* **Task brief**
Extract each record and reproduce it exactly.

____

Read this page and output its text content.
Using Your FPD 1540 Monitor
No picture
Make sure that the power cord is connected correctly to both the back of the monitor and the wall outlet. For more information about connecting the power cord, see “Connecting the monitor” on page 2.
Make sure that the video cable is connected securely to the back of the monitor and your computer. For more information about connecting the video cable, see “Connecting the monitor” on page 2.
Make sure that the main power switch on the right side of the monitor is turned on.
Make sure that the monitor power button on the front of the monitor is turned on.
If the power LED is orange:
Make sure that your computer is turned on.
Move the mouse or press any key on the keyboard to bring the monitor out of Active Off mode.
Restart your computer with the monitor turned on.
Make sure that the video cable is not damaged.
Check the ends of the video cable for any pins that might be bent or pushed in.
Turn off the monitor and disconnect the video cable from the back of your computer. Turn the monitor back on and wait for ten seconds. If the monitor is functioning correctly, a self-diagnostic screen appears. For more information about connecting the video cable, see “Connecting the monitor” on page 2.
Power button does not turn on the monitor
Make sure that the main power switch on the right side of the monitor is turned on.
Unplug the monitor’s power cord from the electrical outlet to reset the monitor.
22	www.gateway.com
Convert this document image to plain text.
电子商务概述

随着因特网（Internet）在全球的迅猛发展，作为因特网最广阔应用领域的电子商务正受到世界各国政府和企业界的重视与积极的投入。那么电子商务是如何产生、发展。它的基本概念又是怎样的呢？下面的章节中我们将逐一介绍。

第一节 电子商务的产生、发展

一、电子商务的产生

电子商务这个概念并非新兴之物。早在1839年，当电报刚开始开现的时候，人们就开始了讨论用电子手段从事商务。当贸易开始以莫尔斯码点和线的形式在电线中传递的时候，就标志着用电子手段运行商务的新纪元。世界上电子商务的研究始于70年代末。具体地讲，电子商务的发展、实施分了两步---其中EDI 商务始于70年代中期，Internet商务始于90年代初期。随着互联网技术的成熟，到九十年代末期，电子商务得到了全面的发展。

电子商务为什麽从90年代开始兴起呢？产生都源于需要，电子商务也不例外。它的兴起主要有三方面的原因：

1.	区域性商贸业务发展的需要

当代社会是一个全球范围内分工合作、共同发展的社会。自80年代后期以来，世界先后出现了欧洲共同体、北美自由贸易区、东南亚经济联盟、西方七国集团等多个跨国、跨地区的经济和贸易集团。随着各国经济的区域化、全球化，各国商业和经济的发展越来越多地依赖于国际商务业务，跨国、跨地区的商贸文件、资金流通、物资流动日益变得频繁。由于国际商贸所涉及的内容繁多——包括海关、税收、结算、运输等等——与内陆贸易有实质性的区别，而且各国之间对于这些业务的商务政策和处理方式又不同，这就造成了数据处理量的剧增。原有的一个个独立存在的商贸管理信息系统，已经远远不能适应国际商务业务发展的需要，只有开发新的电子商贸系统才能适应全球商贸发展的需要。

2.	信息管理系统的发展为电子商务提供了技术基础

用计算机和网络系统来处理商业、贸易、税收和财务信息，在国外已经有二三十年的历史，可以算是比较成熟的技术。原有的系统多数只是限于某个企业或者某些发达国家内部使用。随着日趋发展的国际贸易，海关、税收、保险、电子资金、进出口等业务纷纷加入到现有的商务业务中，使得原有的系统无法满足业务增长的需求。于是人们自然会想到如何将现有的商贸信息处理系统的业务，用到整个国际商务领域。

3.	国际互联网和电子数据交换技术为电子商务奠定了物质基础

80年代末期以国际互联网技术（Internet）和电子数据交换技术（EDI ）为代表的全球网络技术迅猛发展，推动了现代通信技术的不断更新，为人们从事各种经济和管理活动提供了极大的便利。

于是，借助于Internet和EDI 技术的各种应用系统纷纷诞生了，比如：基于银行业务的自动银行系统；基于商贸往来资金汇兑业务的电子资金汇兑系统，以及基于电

____

* **Problem solution**
Read this page and output its text content.
Using Your FPD 1540 Monitor
No picture
Make sure that the power cord is connected correctly to both the back of the monitor and the wall outlet. For more information about connecting the power cord, see “Connecting the monitor” on page 2.
Make sure that the video cable is connected securely to the back of the monitor and your computer. For more information about connecting the video cable, see “Connecting the monitor” on page 2.
Make sure that the main power switch on the right side of the monitor is turned on.
Make sure that the monitor power button on the front of the monitor is turned on.
If the power LED is orange:
Make sure that your computer is turned on.
Move the mouse or press any key on the keyboard to bring the monitor out of Active Off mode.
Restart your computer with the monitor turned on.
Make sure that the video cable is not damaged.
Check the ends of the video cable for any pins that might be bent or pushed in.
Turn off the monitor and disconnect the video cable from the back of your computer. Turn the monitor back on and wait for ten seconds. If the monitor is functioning correctly, a self-diagnostic screen appears. For more information about connecting the video cable, see “Connecting the monitor” on page 2.
Power button does not turn on the monitor
Make sure that the main power switch on the right side of the monitor is turned on.
Unplug the monitor’s power cord from the electrical outlet to reset the monitor.
22	www.gateway.com
Convert this document image to plain text.
电子商务概述

随着因特网（Internet）在全球的迅猛发展，作为因特网最广阔应用领域的电子商务正受到世界各国政府和企业界的重视与积极的投入。那么电子商务是如何产生、发展。它的基本概念又是怎样的呢？下面的章节中我们将逐一介绍。

第一节 电子商务的产生、发展

一、电子商务的产生

电子商务这个概念并非新兴之物。早在1839年，当电报刚开始开现的时候，人们就开始了讨论用电子手段从事商务。当贸易开始以莫尔斯码点和线的形式在电线中传递的时候，就标志着用电子手段运行商务的新纪元。世界上电子商务的研究始于70年代末。具体地讲，电子商务的发展、实施分了两步---其中EDI 商务始于70年代中期，Internet商务始于90年代初期。随着互联网技术的成熟，到九十年代末期，电子商务得到了全面的发展。

电子商务为什麽从90年代开始兴起呢？产生都源于需要，电子商务也不例外。它的兴起主要有三方面的原因：

1.	区域性商贸业务发展的需要

当代社会是一个全球范围内分工合作、共同发展的社会。自80年代后期以来，世界先后出现了欧洲共同体、北美自由贸易区、东南亚经济联盟、西方七国集团等多个跨国、跨地区的经济和贸易集团。随着各国经济的区域化、全球化，各国商业和经济的发展越来越多地依赖于国际商务业务，跨国、跨地区的商贸文件、资金流通、物资流动日益变得频繁。由于国际商贸所涉及的内容繁多——包括海关、税收、结算、运输等等——与内陆贸易有实质性的区别，而且各国之间对于这些业务的商务政策和处理方式又不同，这就造成了数据处理量的剧增。原有的一个个独立存在的商贸管理信息系统，已经远远不能适应国际商务业务发展的需要，只有开发新的电子商贸系统才能适应全球商贸发展的需要。

2.	信息管理系统的发展为电子商务提供了技术基础

用计算机和网络系统来处理商业、贸易、税收和财务信息，在国外已经有二三十年的历史，可以算是比较成熟的技术。原有的系统多数只是限于某个企业或者某些发达国家内部使用。随着日趋发展的国际贸易，海关、税收、保险、电子资金、进出口等业务纷纷加入到现有的商务业务中，使得原有的系统无法满足业务增长的需求。于是人们自然会想到如何将现有的商贸信息处理系统的业务，用到整个国际商务领域。

3.	国际互联网和电子数据交换技术为电子商务奠定了物质基础

80年代末期以国际互联网技术（Internet）和电子数据交换技术（EDI ）为代表的全球网络技术迅猛发展，推动了现代通信技术的不断更新，为人们从事各种经济和管理活动提供了极大的便利。

于是，借助于Internet和EDI 技术的各种应用系统纷纷诞生了，比如：基于银行业务的自动银行系统；基于商贸往来资金汇兑业务的电子资金汇兑系统，以及基于电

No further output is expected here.